• [To do]: Count the lines below that contain the word "title" and give only that number.

• [Extracted data]:

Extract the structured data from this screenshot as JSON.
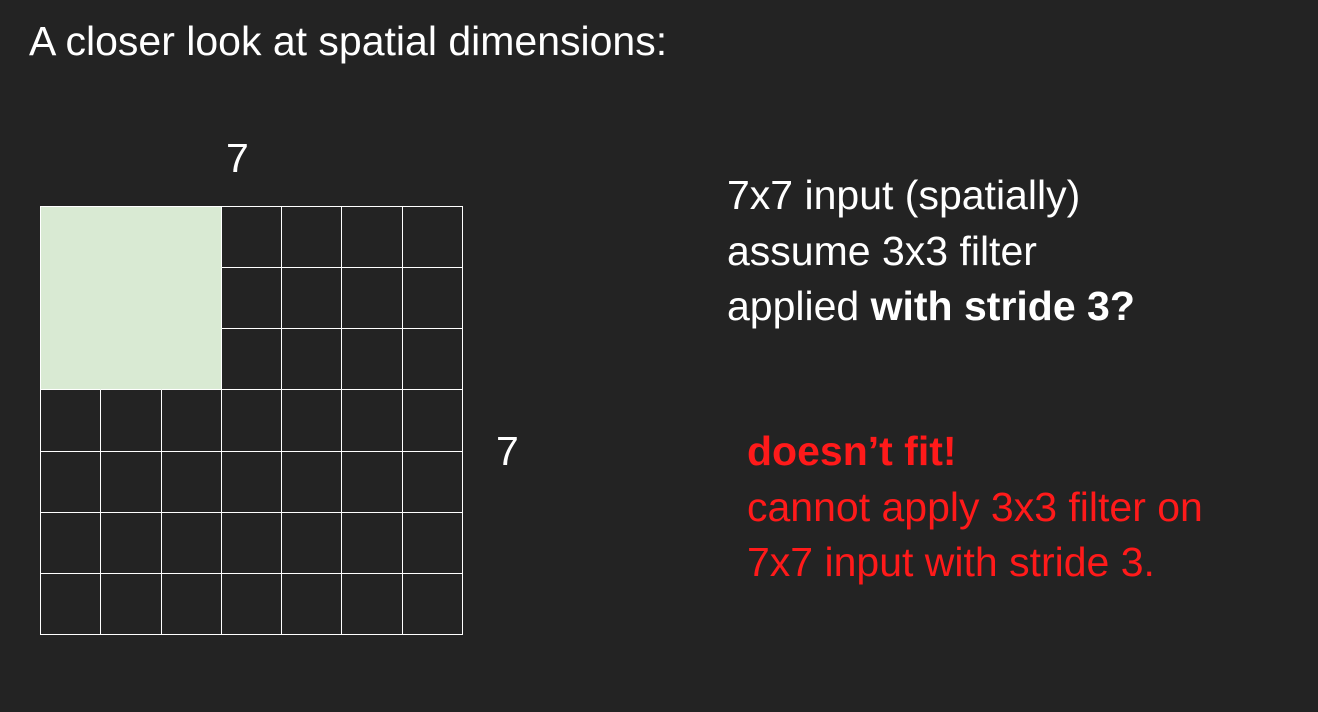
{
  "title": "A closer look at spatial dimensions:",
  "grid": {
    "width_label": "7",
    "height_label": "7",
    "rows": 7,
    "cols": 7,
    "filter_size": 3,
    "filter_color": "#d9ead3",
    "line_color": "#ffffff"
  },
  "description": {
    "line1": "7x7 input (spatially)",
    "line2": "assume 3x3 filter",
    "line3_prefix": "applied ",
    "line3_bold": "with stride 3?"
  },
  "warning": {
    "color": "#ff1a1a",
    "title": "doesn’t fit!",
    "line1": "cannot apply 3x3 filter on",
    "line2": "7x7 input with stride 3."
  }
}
--
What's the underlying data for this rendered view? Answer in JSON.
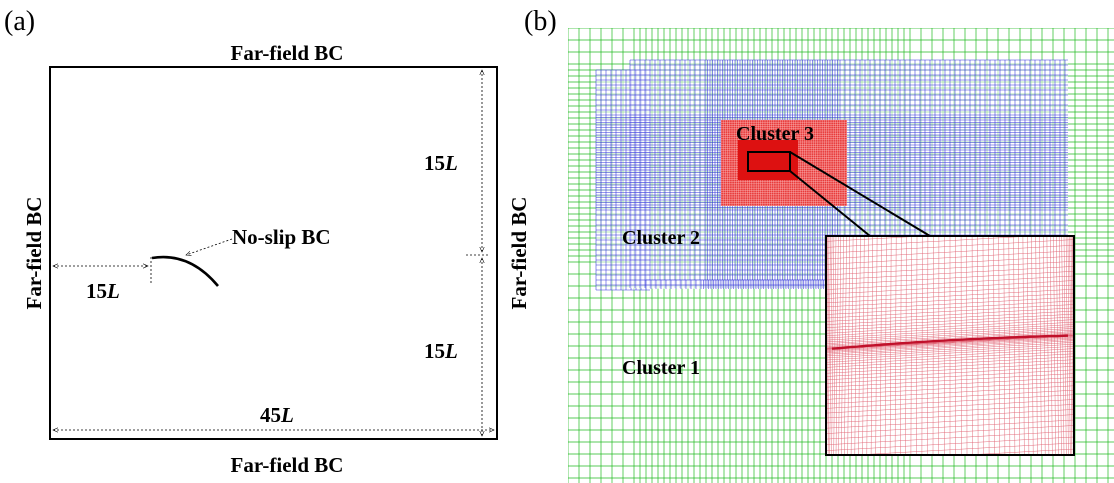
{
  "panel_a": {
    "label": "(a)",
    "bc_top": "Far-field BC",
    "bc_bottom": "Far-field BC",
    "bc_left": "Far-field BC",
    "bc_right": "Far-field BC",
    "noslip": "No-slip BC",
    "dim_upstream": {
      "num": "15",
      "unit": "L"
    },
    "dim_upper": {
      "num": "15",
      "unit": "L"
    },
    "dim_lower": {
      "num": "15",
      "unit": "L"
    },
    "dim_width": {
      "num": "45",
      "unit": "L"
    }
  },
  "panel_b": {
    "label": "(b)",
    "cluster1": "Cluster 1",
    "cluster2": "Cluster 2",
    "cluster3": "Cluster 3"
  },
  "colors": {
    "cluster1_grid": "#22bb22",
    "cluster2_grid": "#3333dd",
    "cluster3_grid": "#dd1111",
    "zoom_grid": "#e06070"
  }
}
--
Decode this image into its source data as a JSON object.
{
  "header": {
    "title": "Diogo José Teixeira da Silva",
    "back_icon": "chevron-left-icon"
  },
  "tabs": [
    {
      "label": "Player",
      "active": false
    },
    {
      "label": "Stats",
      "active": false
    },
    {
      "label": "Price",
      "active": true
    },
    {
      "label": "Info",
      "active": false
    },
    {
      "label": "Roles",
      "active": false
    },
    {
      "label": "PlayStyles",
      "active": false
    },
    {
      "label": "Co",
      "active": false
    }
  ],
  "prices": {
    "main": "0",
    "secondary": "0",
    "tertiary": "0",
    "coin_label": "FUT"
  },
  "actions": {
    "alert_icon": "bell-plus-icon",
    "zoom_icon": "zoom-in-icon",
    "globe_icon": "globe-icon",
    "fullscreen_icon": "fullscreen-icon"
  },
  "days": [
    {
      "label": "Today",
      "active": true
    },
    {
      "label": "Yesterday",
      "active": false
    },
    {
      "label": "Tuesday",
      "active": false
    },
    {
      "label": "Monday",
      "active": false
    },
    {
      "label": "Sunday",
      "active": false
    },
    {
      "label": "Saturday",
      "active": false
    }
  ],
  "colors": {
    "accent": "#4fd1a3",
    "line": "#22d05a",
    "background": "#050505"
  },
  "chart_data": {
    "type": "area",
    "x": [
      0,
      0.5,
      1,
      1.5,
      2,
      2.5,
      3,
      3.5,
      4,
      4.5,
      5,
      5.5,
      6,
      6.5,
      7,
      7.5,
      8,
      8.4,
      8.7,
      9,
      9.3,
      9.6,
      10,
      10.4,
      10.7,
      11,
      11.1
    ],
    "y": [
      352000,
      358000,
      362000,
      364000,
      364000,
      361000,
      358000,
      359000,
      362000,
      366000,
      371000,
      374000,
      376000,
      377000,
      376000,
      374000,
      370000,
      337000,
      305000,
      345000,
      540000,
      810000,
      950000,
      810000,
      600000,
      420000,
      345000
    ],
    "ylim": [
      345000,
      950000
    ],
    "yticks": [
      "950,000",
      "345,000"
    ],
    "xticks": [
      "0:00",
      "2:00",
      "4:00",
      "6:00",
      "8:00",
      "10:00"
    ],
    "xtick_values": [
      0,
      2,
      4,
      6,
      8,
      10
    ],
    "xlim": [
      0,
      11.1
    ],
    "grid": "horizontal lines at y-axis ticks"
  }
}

• [Response]: 3